• The records:
▼

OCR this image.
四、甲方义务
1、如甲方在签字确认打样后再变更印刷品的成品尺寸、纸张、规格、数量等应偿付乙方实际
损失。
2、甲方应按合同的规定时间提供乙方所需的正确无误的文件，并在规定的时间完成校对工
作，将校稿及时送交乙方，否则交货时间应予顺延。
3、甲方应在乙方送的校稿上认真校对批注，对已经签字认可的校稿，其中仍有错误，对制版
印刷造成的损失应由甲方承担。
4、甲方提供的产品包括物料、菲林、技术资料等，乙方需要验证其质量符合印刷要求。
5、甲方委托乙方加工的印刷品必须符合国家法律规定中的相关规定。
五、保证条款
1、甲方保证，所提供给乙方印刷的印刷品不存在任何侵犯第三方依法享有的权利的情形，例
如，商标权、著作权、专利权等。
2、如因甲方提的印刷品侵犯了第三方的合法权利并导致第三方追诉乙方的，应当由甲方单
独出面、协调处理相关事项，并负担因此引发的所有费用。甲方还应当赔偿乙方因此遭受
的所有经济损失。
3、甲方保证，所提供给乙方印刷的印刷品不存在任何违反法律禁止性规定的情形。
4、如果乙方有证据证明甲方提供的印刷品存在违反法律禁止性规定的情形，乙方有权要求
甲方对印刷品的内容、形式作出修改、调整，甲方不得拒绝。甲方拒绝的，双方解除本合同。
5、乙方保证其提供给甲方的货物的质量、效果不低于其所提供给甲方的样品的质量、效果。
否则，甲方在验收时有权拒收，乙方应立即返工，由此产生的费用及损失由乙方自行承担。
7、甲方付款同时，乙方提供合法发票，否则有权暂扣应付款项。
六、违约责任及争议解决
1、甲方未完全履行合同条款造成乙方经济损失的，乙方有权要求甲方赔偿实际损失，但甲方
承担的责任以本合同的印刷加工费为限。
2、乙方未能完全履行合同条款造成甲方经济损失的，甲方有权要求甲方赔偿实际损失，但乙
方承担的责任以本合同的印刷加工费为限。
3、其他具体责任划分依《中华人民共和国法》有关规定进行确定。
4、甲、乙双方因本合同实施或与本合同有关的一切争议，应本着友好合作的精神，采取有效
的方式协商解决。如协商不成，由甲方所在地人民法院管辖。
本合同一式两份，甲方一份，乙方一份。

▲

• Instruction: Scan the records above and report how many lines include the word "甲方保证", without any other text.

• Solution to this exercise: 2